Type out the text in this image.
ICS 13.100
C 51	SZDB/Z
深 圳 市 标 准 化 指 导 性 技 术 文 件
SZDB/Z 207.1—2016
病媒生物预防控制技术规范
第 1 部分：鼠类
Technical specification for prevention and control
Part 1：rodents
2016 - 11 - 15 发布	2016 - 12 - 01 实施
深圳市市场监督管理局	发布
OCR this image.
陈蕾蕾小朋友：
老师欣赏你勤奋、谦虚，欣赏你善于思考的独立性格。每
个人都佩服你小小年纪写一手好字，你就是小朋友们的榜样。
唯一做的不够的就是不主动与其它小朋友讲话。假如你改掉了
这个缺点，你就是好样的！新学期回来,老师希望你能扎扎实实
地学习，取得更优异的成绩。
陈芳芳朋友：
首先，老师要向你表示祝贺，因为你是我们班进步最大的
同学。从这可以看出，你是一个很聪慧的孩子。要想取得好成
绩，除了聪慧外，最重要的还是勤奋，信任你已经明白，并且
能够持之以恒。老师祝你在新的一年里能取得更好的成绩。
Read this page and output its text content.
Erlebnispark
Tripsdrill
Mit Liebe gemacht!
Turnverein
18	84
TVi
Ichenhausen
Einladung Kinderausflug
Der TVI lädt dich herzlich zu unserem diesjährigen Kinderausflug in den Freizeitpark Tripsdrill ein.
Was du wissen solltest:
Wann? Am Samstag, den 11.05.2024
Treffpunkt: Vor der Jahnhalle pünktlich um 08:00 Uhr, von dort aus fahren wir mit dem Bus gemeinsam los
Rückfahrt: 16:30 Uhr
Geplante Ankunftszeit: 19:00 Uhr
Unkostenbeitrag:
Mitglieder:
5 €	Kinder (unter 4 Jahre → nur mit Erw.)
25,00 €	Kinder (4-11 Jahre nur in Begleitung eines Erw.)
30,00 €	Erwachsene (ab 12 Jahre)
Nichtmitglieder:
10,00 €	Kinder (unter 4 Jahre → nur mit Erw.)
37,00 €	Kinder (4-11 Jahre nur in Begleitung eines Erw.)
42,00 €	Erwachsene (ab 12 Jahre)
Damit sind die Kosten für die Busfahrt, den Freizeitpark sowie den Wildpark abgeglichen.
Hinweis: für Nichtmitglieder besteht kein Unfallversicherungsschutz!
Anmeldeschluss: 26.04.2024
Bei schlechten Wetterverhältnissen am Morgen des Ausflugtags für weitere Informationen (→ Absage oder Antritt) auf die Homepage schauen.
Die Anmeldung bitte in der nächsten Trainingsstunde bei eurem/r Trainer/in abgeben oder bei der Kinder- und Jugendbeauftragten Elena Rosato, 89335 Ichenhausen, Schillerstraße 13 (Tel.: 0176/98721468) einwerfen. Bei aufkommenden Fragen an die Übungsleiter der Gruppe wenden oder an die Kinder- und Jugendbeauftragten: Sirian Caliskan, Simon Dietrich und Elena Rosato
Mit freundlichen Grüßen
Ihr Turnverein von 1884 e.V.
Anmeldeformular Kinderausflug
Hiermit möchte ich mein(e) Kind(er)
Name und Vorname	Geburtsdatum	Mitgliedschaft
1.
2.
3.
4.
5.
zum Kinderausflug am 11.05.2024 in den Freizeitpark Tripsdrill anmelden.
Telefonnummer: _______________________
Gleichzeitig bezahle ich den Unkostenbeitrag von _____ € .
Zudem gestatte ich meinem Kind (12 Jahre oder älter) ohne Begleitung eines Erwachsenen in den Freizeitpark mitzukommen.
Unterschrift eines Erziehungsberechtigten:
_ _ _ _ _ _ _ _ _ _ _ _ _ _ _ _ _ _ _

--

§ **WHAT IS ASKED**: Nothing in the data may differ; print all of it exactly as written.

§ **RESPONSE FOR THIS EXERCISE**:
Type out the text in this image.
ICS 13.100
C 51	SZDB/Z
深 圳 市 标 准 化 指 导 性 技 术 文 件
SZDB/Z 207.1—2016
病媒生物预防控制技术规范
第 1 部分：鼠类
Technical specification for prevention and control
Part 1：rodents
2016 - 11 - 15 发布	2016 - 12 - 01 实施
深圳市市场监督管理局	发布
OCR this image.
陈蕾蕾小朋友：
老师欣赏你勤奋、谦虚，欣赏你善于思考的独立性格。每
个人都佩服你小小年纪写一手好字，你就是小朋友们的榜样。
唯一做的不够的就是不主动与其它小朋友讲话。假如你改掉了
这个缺点，你就是好样的！新学期回来,老师希望你能扎扎实实
地学习，取得更优异的成绩。
陈芳芳朋友：
首先，老师要向你表示祝贺，因为你是我们班进步最大的
同学。从这可以看出，你是一个很聪慧的孩子。要想取得好成
绩，除了聪慧外，最重要的还是勤奋，信任你已经明白，并且
能够持之以恒。老师祝你在新的一年里能取得更好的成绩。
Read this page and output its text content.
Erlebnispark
Tripsdrill
Mit Liebe gemacht!
Turnverein
18	84
TVi
Ichenhausen
Einladung Kinderausflug
Der TVI lädt dich herzlich zu unserem diesjährigen Kinderausflug in den Freizeitpark Tripsdrill ein.
Was du wissen solltest:
Wann? Am Samstag, den 11.05.2024
Treffpunkt: Vor der Jahnhalle pünktlich um 08:00 Uhr, von dort aus fahren wir mit dem Bus gemeinsam los
Rückfahrt: 16:30 Uhr
Geplante Ankunftszeit: 19:00 Uhr
Unkostenbeitrag:
Mitglieder:
5 €	Kinder (unter 4 Jahre → nur mit Erw.)
25,00 €	Kinder (4-11 Jahre nur in Begleitung eines Erw.)
30,00 €	Erwachsene (ab 12 Jahre)
Nichtmitglieder:
10,00 €	Kinder (unter 4 Jahre → nur mit Erw.)
37,00 €	Kinder (4-11 Jahre nur in Begleitung eines Erw.)
42,00 €	Erwachsene (ab 12 Jahre)
Damit sind die Kosten für die Busfahrt, den Freizeitpark sowie den Wildpark abgeglichen.
Hinweis: für Nichtmitglieder besteht kein Unfallversicherungsschutz!
Anmeldeschluss: 26.04.2024
Bei schlechten Wetterverhältnissen am Morgen des Ausflugtags für weitere Informationen (→ Absage oder Antritt) auf die Homepage schauen.
Die Anmeldung bitte in der nächsten Trainingsstunde bei eurem/r Trainer/in abgeben oder bei der Kinder- und Jugendbeauftragten Elena Rosato, 89335 Ichenhausen, Schillerstraße 13 (Tel.: 0176/98721468) einwerfen. Bei aufkommenden Fragen an die Übungsleiter der Gruppe wenden oder an die Kinder- und Jugendbeauftragten: Sirian Caliskan, Simon Dietrich und Elena Rosato
Mit freundlichen Grüßen
Ihr Turnverein von 1884 e.V.
Anmeldeformular Kinderausflug
Hiermit möchte ich mein(e) Kind(er)
Name und Vorname	Geburtsdatum	Mitgliedschaft
1.
2.
3.
4.
5.
zum Kinderausflug am 11.05.2024 in den Freizeitpark Tripsdrill anmelden.
Telefonnummer: _______________________
Gleichzeitig bezahle ich den Unkostenbeitrag von _____ € .
Zudem gestatte ich meinem Kind (12 Jahre oder älter) ohne Begleitung eines Erwachsenen in den Freizeitpark mitzukommen.
Unterschrift eines Erziehungsberechtigten:
_ _ _ _ _ _ _ _ _ _ _ _ _ _ _ _ _ _ _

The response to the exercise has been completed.